**DIRECTIONS**
Pictures appear in the records below; write out everything else exactly.
--------------------------------
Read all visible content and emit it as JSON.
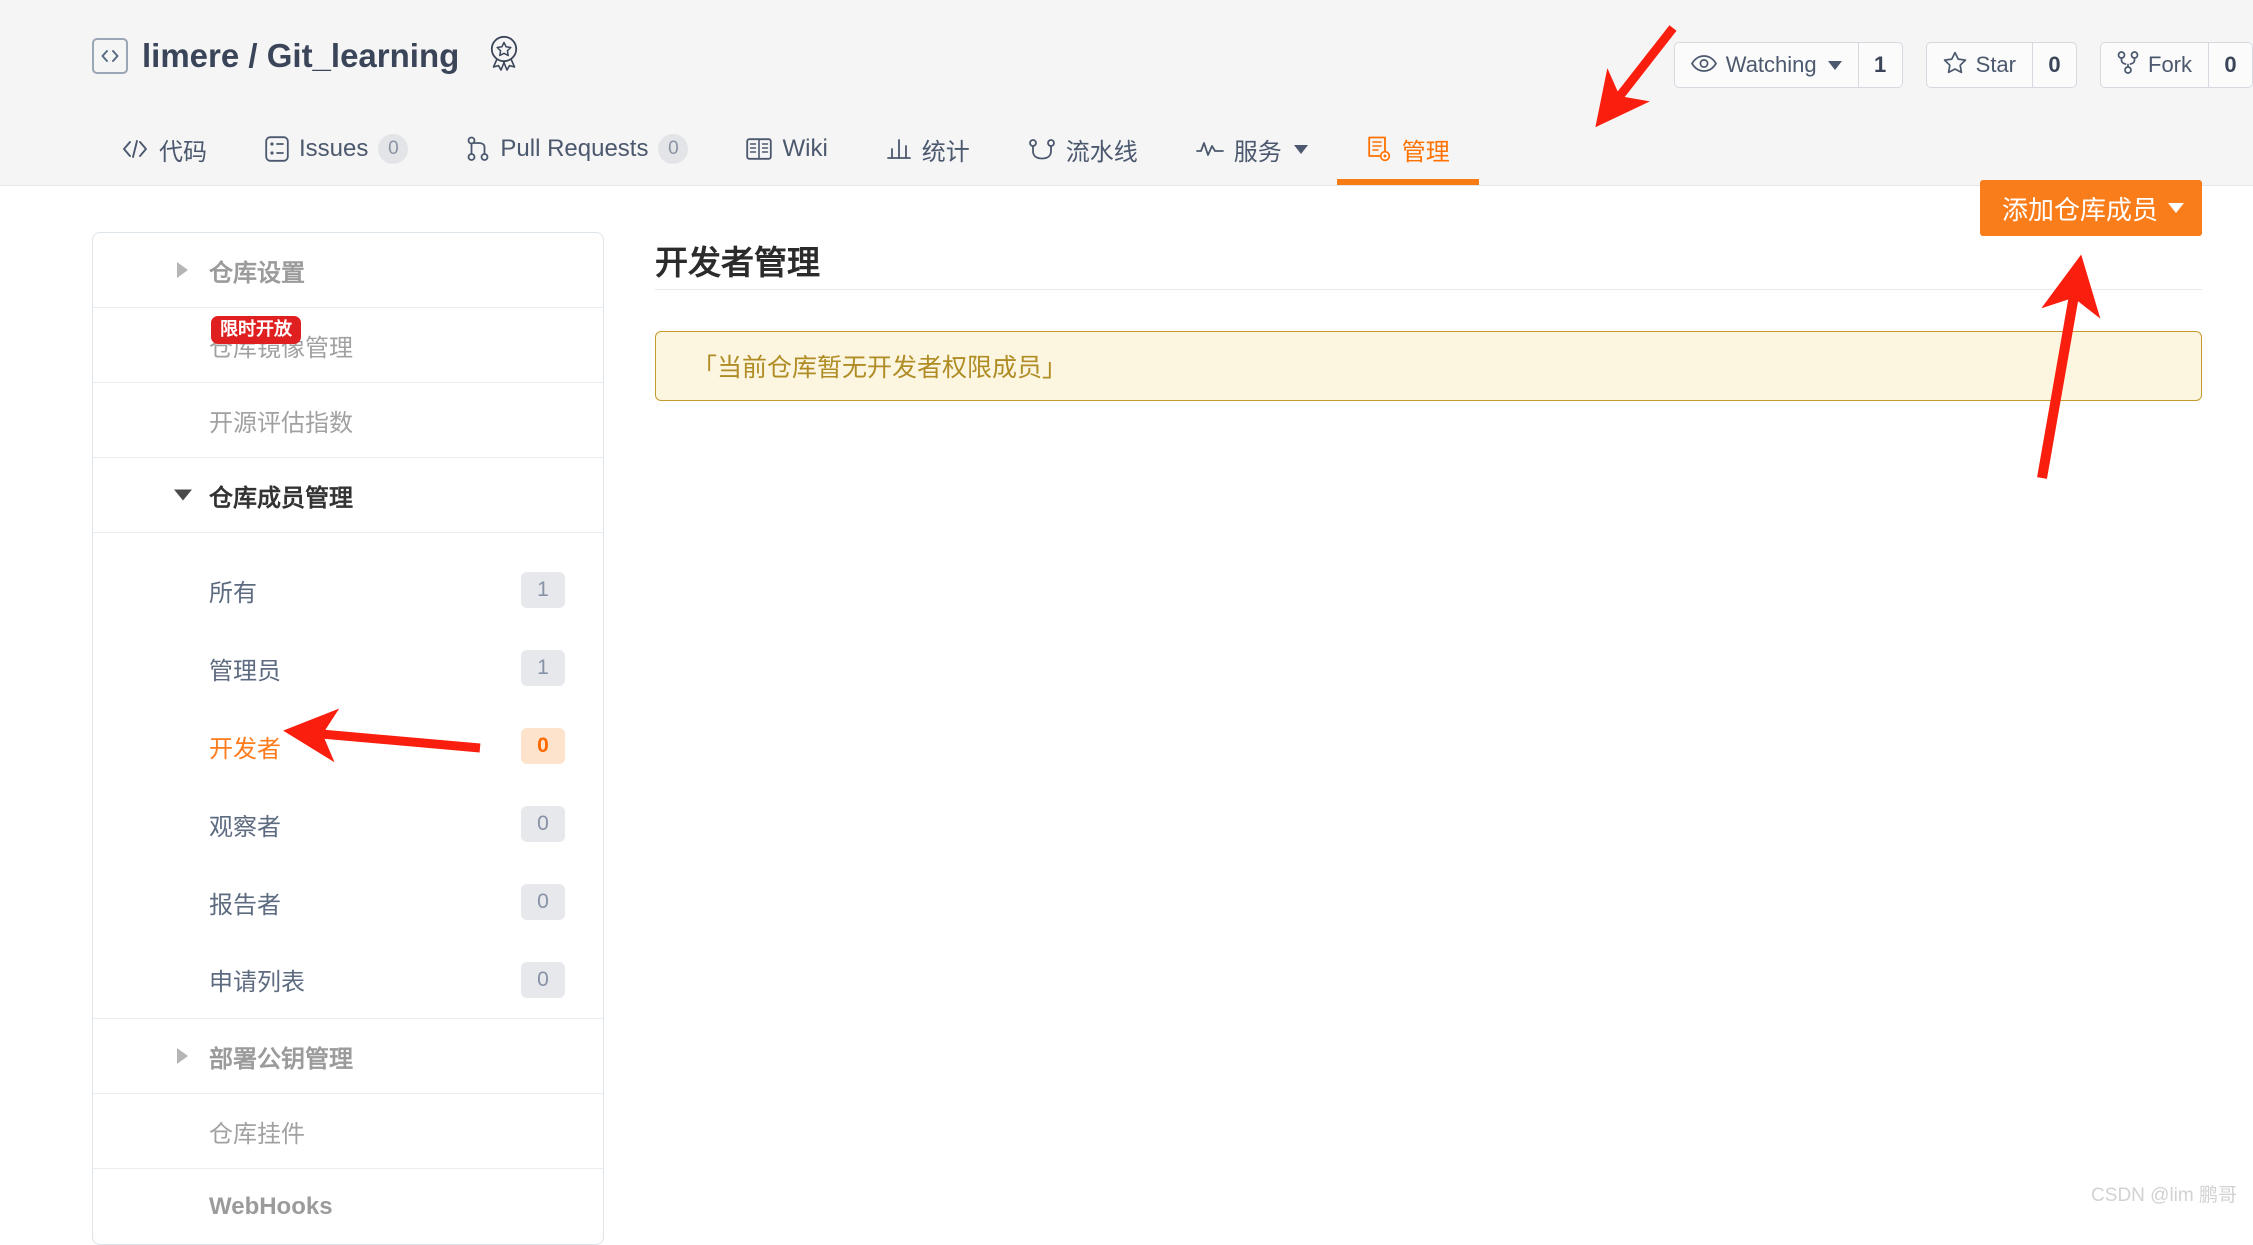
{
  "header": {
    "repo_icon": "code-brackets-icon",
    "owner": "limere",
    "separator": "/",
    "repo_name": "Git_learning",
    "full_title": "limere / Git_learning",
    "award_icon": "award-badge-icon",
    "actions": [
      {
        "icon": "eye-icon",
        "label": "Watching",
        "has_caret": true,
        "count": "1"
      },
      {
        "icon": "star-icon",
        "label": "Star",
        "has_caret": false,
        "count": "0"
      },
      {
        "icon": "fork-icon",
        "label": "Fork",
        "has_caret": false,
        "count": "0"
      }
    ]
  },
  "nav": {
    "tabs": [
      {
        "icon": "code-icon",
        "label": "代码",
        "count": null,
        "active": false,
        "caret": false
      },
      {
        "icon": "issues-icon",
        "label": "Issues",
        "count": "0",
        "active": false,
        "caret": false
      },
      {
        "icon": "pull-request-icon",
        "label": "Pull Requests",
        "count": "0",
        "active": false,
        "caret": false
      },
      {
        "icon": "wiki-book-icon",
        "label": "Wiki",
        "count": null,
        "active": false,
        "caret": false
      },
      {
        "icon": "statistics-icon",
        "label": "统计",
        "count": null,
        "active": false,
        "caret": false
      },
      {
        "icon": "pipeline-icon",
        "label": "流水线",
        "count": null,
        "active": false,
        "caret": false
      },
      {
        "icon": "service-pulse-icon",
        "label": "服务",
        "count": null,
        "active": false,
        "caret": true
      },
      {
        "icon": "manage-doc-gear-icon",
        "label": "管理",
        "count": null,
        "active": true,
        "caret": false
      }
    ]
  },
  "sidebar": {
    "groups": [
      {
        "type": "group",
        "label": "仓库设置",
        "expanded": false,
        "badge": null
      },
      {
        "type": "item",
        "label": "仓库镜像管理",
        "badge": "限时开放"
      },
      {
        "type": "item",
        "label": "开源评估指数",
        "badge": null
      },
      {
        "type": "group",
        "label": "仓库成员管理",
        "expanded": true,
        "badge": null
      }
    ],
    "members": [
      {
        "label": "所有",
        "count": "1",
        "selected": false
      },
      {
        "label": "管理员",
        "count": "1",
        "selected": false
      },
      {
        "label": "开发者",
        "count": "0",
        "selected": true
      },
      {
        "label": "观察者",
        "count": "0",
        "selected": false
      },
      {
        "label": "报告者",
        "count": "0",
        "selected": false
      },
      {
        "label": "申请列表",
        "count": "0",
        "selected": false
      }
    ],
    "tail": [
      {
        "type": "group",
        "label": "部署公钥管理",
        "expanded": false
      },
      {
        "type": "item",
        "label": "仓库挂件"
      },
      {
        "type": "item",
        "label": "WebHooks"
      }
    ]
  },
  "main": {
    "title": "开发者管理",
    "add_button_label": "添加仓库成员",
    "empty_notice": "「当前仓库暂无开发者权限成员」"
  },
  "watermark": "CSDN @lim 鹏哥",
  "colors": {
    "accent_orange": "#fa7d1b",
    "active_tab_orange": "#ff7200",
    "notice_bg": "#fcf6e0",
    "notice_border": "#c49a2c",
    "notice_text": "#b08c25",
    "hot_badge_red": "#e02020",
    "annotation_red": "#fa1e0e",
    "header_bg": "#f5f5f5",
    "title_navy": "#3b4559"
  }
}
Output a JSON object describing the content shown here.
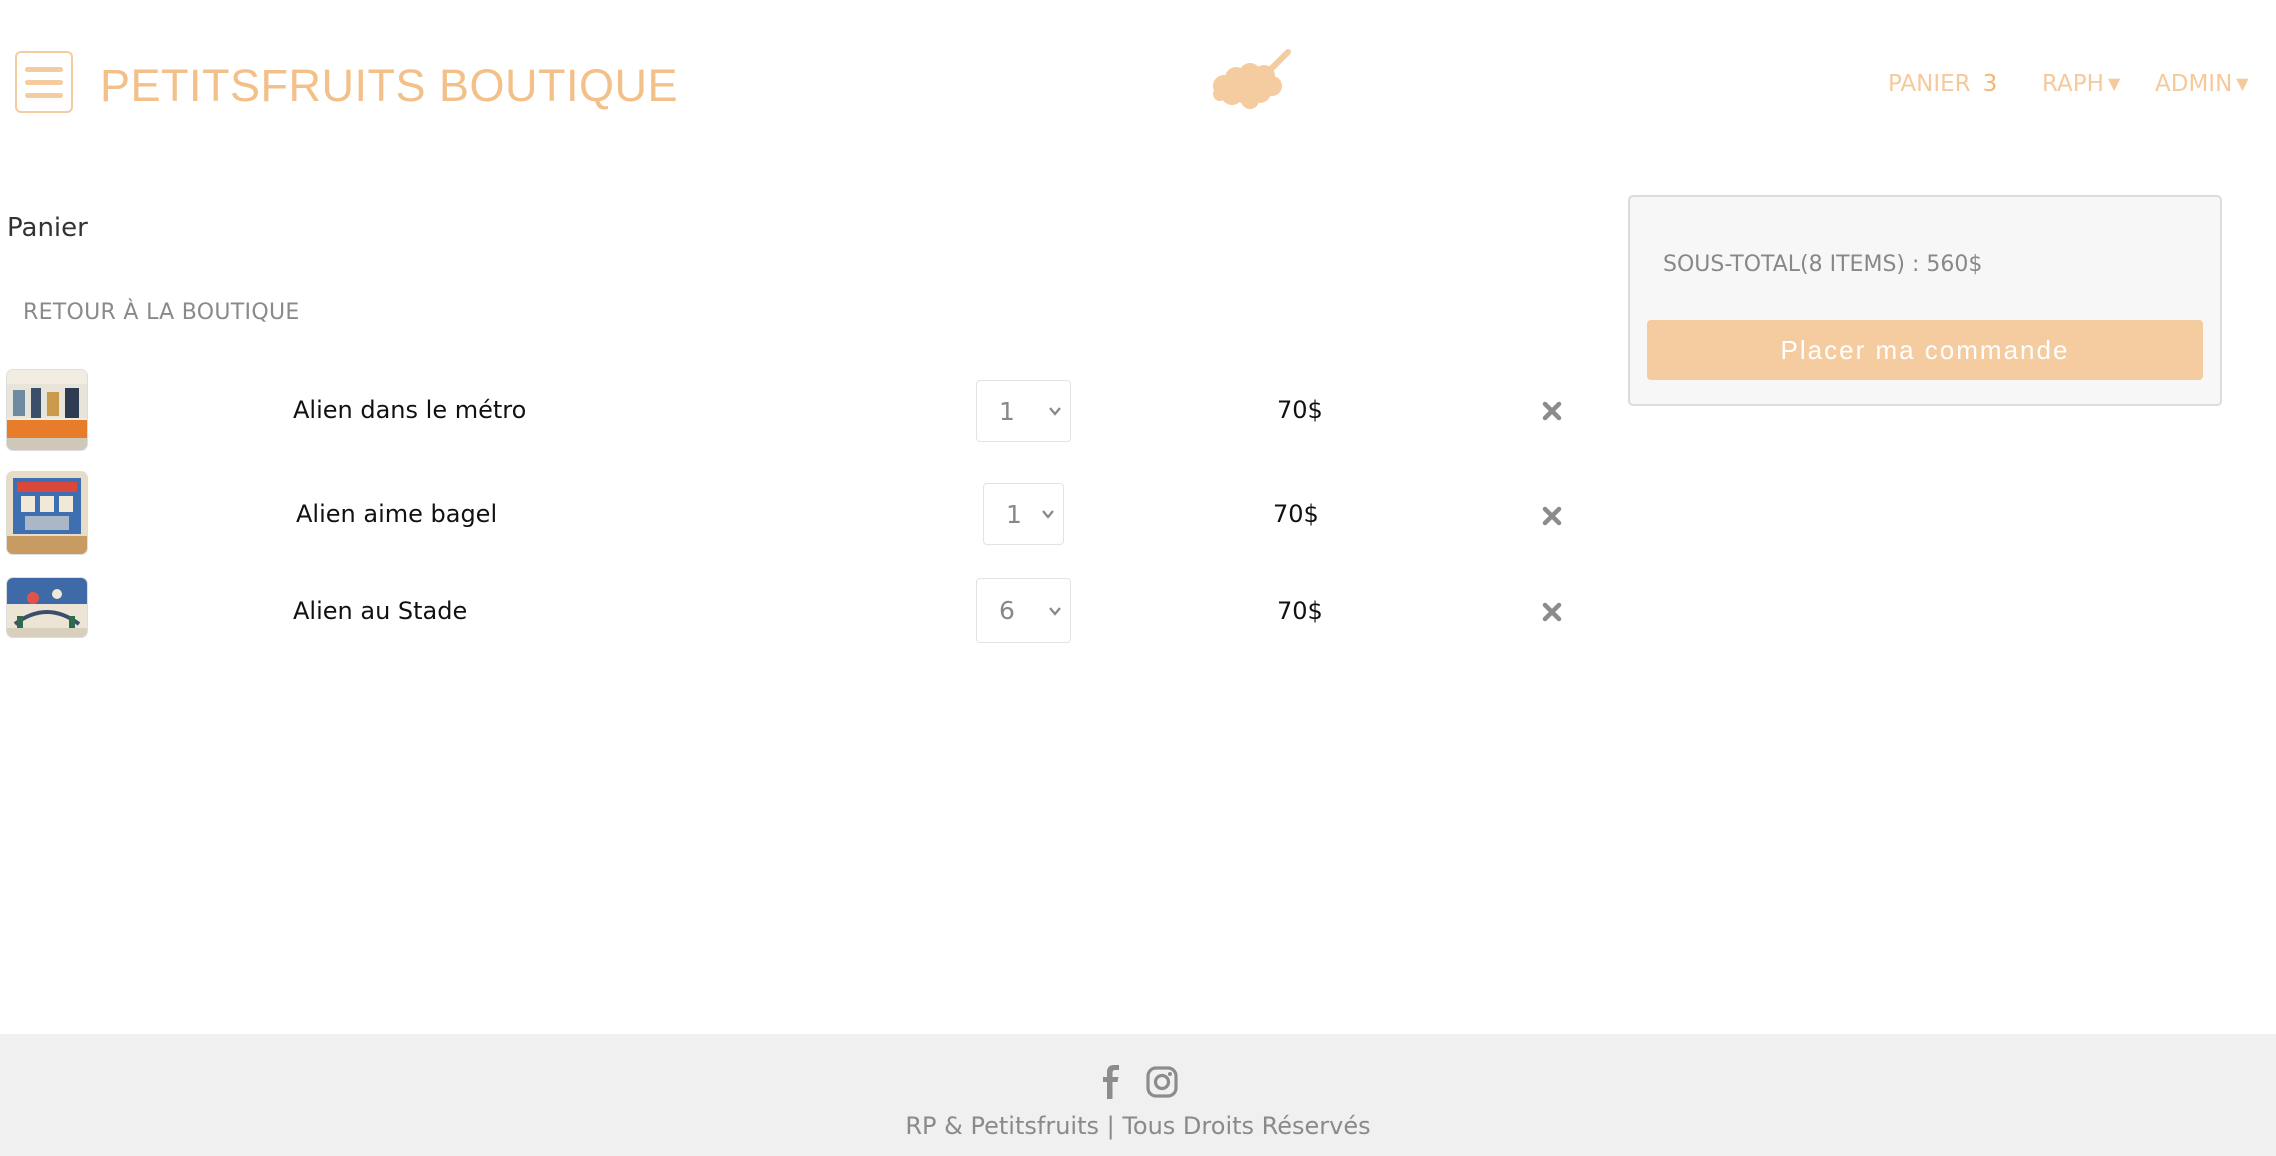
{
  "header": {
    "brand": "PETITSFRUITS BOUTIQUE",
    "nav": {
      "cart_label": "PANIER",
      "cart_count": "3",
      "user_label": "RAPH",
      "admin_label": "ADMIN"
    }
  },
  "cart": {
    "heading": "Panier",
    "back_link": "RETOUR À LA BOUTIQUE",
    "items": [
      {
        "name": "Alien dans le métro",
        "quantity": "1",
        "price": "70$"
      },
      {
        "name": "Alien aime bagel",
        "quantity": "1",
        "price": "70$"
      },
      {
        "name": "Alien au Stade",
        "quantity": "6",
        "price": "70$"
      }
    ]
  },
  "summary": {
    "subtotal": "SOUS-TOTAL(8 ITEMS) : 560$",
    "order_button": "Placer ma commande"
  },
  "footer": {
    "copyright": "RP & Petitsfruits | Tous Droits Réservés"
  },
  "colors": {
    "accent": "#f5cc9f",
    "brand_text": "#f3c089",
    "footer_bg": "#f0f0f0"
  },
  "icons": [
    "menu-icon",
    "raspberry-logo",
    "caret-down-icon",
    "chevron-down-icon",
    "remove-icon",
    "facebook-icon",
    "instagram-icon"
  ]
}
--------------------------------
**RESPONSE**
Read all visible content and emit it as JSON.
{
  "header": {
    "repo_icon": "code-brackets-icon",
    "owner": "limere",
    "separator": "/",
    "repo_name": "Git_learning",
    "full_title": "limere / Git_learning",
    "award_icon": "award-badge-icon",
    "actions": [
      {
        "icon": "eye-icon",
        "label": "Watching",
        "has_caret": true,
        "count": "1"
      },
      {
        "icon": "star-icon",
        "label": "Star",
        "has_caret": false,
        "count": "0"
      },
      {
        "icon": "fork-icon",
        "label": "Fork",
        "has_caret": false,
        "count": "0"
      }
    ]
  },
  "nav": {
    "tabs": [
      {
        "icon": "code-icon",
        "label": "代码",
        "count": null,
        "active": false,
        "caret": false
      },
      {
        "icon": "issues-icon",
        "label": "Issues",
        "count": "0",
        "active": false,
        "caret": false
      },
      {
        "icon": "pull-request-icon",
        "label": "Pull Requests",
        "count": "0",
        "active": false,
        "caret": false
      },
      {
        "icon": "wiki-book-icon",
        "label": "Wiki",
        "count": null,
        "active": false,
        "caret": false
      },
      {
        "icon": "statistics-icon",
        "label": "统计",
        "count": null,
        "active": false,
        "caret": false
      },
      {
        "icon": "pipeline-icon",
        "label": "流水线",
        "count": null,
        "active": false,
        "caret": false
      },
      {
        "icon": "service-pulse-icon",
        "label": "服务",
        "count": null,
        "active": false,
        "caret": true
      },
      {
        "icon": "manage-doc-gear-icon",
        "label": "管理",
        "count": null,
        "active": true,
        "caret": false
      }
    ]
  },
  "sidebar": {
    "groups": [
      {
        "type": "group",
        "label": "仓库设置",
        "expanded": false,
        "badge": null
      },
      {
        "type": "item",
        "label": "仓库镜像管理",
        "badge": "限时开放"
      },
      {
        "type": "item",
        "label": "开源评估指数",
        "badge": null
      },
      {
        "type": "group",
        "label": "仓库成员管理",
        "expanded": true,
        "badge": null
      }
    ],
    "members": [
      {
        "label": "所有",
        "count": "1",
        "selected": false
      },
      {
        "label": "管理员",
        "count": "1",
        "selected": false
      },
      {
        "label": "开发者",
        "count": "0",
        "selected": true
      },
      {
        "label": "观察者",
        "count": "0",
        "selected": false
      },
      {
        "label": "报告者",
        "count": "0",
        "selected": false
      },
      {
        "label": "申请列表",
        "count": "0",
        "selected": false
      }
    ],
    "tail": [
      {
        "type": "group",
        "label": "部署公钥管理",
        "expanded": false
      },
      {
        "type": "item",
        "label": "仓库挂件"
      },
      {
        "type": "item",
        "label": "WebHooks"
      }
    ]
  },
  "main": {
    "title": "开发者管理",
    "add_button_label": "添加仓库成员",
    "empty_notice": "「当前仓库暂无开发者权限成员」"
  },
  "watermark": "CSDN @lim 鹏哥",
  "colors": {
    "accent_orange": "#fa7d1b",
    "active_tab_orange": "#ff7200",
    "notice_bg": "#fcf6e0",
    "notice_border": "#c49a2c",
    "notice_text": "#b08c25",
    "hot_badge_red": "#e02020",
    "annotation_red": "#fa1e0e",
    "header_bg": "#f5f5f5",
    "title_navy": "#3b4559"
  }
}
Output a JSON object describing the content shown here.
{
  "header": {
    "brand": "PETITSFRUITS BOUTIQUE",
    "nav": {
      "cart_label": "PANIER",
      "cart_count": "3",
      "user_label": "RAPH",
      "admin_label": "ADMIN"
    }
  },
  "cart": {
    "heading": "Panier",
    "back_link": "RETOUR À LA BOUTIQUE",
    "items": [
      {
        "name": "Alien dans le métro",
        "quantity": "1",
        "price": "70$"
      },
      {
        "name": "Alien aime bagel",
        "quantity": "1",
        "price": "70$"
      },
      {
        "name": "Alien au Stade",
        "quantity": "6",
        "price": "70$"
      }
    ]
  },
  "summary": {
    "subtotal": "SOUS-TOTAL(8 ITEMS) : 560$",
    "order_button": "Placer ma commande"
  },
  "footer": {
    "copyright": "RP & Petitsfruits | Tous Droits Réservés"
  },
  "colors": {
    "accent": "#f5cc9f",
    "brand_text": "#f3c089",
    "footer_bg": "#f0f0f0"
  },
  "icons": [
    "menu-icon",
    "raspberry-logo",
    "caret-down-icon",
    "chevron-down-icon",
    "remove-icon",
    "facebook-icon",
    "instagram-icon"
  ]
}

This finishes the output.